#### [Goal]
Scan the data below and report how many lines include the word "guidde". Nothing else is wanted.

-- Start Supplied data --

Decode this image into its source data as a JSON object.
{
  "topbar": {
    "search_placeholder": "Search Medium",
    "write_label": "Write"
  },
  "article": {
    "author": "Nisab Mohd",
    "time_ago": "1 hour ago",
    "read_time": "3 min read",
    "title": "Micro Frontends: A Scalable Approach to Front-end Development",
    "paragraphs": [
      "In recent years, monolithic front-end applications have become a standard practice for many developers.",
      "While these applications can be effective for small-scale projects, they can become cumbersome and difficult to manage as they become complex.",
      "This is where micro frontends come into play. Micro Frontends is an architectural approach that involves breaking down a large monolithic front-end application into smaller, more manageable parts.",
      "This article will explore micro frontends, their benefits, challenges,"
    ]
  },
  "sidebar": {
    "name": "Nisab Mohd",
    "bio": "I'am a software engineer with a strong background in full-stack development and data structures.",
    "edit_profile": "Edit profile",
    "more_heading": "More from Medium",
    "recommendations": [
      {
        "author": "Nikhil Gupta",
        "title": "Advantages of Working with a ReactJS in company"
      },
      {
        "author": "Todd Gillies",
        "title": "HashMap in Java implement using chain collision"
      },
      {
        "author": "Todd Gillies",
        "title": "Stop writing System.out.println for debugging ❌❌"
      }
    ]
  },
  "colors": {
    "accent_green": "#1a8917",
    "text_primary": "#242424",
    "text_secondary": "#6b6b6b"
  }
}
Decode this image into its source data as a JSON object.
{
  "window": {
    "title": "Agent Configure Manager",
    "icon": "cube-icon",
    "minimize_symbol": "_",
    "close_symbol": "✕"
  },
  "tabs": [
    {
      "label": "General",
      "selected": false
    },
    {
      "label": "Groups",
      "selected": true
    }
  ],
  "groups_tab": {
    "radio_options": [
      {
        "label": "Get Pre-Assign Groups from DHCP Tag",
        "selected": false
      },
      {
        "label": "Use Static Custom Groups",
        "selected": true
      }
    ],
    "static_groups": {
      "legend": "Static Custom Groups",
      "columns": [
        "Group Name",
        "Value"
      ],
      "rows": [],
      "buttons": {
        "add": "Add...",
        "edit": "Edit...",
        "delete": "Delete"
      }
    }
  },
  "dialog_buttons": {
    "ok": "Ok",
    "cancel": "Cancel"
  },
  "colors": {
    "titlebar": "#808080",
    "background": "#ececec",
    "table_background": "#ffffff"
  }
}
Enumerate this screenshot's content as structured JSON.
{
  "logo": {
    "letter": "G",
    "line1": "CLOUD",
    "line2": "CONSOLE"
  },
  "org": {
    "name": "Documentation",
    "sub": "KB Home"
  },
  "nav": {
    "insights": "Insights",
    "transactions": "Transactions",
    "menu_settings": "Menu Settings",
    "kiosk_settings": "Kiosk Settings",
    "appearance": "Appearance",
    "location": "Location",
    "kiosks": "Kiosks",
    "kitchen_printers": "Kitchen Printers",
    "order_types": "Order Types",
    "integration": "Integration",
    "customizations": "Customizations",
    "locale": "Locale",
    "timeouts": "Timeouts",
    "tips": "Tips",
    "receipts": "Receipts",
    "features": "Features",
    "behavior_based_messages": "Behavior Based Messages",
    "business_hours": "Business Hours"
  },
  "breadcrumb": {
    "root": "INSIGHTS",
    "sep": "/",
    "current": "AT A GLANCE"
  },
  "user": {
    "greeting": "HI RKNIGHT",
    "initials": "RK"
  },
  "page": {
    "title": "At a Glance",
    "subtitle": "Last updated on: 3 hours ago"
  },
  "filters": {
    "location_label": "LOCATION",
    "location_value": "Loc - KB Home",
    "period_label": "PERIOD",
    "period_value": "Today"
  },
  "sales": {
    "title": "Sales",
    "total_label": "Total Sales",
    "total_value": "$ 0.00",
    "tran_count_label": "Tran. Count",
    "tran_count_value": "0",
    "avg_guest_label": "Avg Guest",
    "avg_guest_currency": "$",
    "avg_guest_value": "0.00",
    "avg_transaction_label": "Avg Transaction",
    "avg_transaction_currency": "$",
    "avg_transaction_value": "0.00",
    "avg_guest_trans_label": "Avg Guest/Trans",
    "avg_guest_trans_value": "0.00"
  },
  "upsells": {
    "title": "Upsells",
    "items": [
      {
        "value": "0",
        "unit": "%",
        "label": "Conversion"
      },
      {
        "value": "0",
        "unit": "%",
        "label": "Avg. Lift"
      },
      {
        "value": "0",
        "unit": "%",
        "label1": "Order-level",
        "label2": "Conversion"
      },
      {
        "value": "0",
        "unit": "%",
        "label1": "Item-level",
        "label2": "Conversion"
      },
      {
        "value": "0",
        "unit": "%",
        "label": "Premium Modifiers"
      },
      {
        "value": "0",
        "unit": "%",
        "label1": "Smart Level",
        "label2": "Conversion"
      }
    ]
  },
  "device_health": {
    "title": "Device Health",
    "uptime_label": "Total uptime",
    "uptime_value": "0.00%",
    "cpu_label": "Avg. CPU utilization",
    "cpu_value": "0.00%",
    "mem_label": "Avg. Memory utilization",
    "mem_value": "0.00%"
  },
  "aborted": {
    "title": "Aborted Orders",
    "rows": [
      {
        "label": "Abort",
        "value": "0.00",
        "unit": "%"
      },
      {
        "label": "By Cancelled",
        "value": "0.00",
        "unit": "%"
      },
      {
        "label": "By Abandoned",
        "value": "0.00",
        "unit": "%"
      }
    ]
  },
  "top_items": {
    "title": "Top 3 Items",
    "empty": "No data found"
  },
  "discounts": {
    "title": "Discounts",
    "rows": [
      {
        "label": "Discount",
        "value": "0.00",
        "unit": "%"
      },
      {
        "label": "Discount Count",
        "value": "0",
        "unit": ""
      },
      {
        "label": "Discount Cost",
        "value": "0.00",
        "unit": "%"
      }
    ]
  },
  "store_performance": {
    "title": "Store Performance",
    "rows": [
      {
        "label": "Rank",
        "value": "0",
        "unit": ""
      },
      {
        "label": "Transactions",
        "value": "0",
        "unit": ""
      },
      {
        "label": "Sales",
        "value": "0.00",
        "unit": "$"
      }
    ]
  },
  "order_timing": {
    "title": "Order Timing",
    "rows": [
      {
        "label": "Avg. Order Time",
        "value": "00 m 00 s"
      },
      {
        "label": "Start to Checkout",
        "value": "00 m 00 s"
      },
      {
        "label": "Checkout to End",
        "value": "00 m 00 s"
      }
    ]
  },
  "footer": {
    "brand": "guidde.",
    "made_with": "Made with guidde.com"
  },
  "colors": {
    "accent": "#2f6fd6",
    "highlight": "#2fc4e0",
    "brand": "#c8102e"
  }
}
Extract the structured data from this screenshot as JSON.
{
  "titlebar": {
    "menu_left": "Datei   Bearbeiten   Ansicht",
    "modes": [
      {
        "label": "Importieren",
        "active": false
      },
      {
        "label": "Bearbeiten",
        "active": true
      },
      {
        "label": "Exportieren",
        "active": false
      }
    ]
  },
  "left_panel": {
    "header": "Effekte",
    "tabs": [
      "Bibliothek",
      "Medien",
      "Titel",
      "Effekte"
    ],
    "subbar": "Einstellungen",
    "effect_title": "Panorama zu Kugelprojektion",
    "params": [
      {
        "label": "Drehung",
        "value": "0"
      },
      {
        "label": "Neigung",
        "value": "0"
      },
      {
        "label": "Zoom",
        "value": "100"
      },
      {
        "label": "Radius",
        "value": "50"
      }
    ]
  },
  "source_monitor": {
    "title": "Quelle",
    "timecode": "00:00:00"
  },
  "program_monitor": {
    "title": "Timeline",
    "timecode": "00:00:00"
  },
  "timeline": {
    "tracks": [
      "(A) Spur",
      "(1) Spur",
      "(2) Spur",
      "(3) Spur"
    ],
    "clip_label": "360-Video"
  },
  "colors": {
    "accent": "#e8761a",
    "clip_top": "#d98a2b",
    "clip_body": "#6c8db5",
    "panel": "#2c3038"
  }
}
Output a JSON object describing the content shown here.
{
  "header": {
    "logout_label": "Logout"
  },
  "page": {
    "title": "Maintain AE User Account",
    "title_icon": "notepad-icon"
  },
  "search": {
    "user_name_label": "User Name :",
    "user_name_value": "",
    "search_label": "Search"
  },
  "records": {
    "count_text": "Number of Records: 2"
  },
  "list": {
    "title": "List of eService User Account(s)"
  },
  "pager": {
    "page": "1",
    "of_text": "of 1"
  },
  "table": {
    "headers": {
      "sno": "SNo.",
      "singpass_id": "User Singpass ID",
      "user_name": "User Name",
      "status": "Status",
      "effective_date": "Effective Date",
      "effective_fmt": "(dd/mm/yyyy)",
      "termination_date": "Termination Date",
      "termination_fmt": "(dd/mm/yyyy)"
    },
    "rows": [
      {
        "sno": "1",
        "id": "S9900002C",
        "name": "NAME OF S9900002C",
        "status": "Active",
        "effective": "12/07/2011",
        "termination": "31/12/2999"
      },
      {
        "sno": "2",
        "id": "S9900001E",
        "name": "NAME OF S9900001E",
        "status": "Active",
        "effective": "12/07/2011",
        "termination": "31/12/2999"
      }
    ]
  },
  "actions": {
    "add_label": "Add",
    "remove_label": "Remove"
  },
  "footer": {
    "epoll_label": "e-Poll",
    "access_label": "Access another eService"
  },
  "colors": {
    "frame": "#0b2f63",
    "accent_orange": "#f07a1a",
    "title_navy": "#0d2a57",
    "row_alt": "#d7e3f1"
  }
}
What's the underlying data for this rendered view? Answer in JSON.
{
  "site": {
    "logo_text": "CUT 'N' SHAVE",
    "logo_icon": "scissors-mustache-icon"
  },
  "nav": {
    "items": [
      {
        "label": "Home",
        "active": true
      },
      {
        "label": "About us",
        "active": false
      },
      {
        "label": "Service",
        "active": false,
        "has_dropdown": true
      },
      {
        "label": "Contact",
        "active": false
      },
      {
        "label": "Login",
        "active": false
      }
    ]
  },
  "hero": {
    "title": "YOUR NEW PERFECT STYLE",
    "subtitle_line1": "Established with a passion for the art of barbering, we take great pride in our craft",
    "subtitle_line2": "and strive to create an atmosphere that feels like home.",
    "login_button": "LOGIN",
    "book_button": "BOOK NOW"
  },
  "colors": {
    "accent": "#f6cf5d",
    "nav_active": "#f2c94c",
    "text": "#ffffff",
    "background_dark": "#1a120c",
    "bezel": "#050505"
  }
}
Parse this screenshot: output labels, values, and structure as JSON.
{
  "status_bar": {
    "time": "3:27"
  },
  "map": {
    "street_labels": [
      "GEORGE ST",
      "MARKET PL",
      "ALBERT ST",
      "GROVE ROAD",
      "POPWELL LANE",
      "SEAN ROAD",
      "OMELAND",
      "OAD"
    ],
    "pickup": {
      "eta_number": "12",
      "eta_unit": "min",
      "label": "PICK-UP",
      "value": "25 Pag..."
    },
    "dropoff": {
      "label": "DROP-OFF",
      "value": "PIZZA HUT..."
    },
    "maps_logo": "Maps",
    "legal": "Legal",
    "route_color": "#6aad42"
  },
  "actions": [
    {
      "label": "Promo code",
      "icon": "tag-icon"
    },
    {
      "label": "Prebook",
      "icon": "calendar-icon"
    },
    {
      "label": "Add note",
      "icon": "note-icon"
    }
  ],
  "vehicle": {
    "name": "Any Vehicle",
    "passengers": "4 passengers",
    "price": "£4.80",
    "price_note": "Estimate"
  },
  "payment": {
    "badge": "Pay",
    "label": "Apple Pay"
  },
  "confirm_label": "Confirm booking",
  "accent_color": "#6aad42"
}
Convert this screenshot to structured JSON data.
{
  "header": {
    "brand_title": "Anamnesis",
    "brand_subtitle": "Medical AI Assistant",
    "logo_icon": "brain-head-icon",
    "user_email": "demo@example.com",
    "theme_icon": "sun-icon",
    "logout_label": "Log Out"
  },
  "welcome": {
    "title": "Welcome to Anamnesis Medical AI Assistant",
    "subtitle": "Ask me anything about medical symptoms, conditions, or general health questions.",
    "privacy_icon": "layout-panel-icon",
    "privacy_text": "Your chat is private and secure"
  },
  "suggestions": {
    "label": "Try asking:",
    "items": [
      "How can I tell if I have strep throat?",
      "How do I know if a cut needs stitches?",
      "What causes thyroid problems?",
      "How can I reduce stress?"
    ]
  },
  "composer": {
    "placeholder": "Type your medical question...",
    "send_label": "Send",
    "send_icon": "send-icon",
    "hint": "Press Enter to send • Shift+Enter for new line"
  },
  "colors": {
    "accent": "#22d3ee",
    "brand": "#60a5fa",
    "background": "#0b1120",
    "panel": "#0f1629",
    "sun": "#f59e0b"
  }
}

-- End Supplied data --

#### [Response to this task]
2